##### DATASET
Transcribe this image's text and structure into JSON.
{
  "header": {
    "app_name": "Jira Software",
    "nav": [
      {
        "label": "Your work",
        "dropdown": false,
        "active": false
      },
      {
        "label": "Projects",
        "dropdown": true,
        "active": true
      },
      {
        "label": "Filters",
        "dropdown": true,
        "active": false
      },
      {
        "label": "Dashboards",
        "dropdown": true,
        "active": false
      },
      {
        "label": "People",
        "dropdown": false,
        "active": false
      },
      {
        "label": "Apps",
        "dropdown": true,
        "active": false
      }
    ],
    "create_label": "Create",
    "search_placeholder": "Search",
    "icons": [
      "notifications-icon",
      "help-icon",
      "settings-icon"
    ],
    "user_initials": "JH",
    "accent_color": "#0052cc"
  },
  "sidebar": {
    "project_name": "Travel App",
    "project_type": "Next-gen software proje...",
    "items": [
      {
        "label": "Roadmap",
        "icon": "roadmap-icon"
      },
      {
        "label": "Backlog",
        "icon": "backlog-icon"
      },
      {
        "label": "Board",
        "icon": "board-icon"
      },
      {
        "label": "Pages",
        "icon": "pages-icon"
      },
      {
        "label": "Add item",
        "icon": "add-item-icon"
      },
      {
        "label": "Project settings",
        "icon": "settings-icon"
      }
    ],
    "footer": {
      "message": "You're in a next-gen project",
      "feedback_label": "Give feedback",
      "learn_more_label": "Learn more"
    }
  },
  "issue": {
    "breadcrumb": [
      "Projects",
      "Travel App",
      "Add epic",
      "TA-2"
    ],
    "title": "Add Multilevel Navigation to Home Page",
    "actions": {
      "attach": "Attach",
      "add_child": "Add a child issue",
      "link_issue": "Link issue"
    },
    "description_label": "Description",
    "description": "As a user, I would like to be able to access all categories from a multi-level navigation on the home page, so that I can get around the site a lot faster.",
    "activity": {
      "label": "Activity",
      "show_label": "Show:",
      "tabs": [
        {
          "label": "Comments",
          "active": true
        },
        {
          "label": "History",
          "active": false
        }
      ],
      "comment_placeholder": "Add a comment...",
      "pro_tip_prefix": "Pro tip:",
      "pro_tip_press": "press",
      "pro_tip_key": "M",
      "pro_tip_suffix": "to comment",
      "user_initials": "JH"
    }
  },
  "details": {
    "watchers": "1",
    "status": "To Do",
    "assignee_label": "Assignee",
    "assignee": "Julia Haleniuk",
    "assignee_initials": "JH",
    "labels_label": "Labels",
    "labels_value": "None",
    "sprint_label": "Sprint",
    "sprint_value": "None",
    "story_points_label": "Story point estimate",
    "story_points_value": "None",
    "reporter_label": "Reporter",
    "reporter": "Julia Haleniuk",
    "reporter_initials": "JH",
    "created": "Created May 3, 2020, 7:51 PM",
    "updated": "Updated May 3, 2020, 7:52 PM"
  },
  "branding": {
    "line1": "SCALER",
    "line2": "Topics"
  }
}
##########
■ PROBLEM ■
All of the entries must be quoted exactly; please include each one.

■ EXERCISE OUTPUT ■
Transcribe this image's text and structure into JSON.
{
  "header": {
    "app_name": "Jira Software",
    "nav": [
      {
        "label": "Your work",
        "dropdown": false,
        "active": false
      },
      {
        "label": "Projects",
        "dropdown": true,
        "active": true
      },
      {
        "label": "Filters",
        "dropdown": true,
        "active": false
      },
      {
        "label": "Dashboards",
        "dropdown": true,
        "active": false
      },
      {
        "label": "People",
        "dropdown": false,
        "active": false
      },
      {
        "label": "Apps",
        "dropdown": true,
        "active": false
      }
    ],
    "create_label": "Create",
    "search_placeholder": "Search",
    "icons": [
      "notifications-icon",
      "help-icon",
      "settings-icon"
    ],
    "user_initials": "JH",
    "accent_color": "#0052cc"
  },
  "sidebar": {
    "project_name": "Travel App",
    "project_type": "Next-gen software proje...",
    "items": [
      {
        "label": "Roadmap",
        "icon": "roadmap-icon"
      },
      {
        "label": "Backlog",
        "icon": "backlog-icon"
      },
      {
        "label": "Board",
        "icon": "board-icon"
      },
      {
        "label": "Pages",
        "icon": "pages-icon"
      },
      {
        "label": "Add item",
        "icon": "add-item-icon"
      },
      {
        "label": "Project settings",
        "icon": "settings-icon"
      }
    ],
    "footer": {
      "message": "You're in a next-gen project",
      "feedback_label": "Give feedback",
      "learn_more_label": "Learn more"
    }
  },
  "issue": {
    "breadcrumb": [
      "Projects",
      "Travel App",
      "Add epic",
      "TA-2"
    ],
    "title": "Add Multilevel Navigation to Home Page",
    "actions": {
      "attach": "Attach",
      "add_child": "Add a child issue",
      "link_issue": "Link issue"
    },
    "description_label": "Description",
    "description": "As a user, I would like to be able to access all categories from a multi-level navigation on the home page, so that I can get around the site a lot faster.",
    "activity": {
      "label": "Activity",
      "show_label": "Show:",
      "tabs": [
        {
          "label": "Comments",
          "active": true
        },
        {
          "label": "History",
          "active": false
        }
      ],
      "comment_placeholder": "Add a comment...",
      "pro_tip_prefix": "Pro tip:",
      "pro_tip_press": "press",
      "pro_tip_key": "M",
      "pro_tip_suffix": "to comment",
      "user_initials": "JH"
    }
  },
  "details": {
    "watchers": "1",
    "status": "To Do",
    "assignee_label": "Assignee",
    "assignee": "Julia Haleniuk",
    "assignee_initials": "JH",
    "labels_label": "Labels",
    "labels_value": "None",
    "sprint_label": "Sprint",
    "sprint_value": "None",
    "story_points_label": "Story point estimate",
    "story_points_value": "None",
    "reporter_label": "Reporter",
    "reporter": "Julia Haleniuk",
    "reporter_initials": "JH",
    "created": "Created May 3, 2020, 7:51 PM",
    "updated": "Updated May 3, 2020, 7:52 PM"
  },
  "branding": {
    "line1": "SCALER",
    "line2": "Topics"
  }
}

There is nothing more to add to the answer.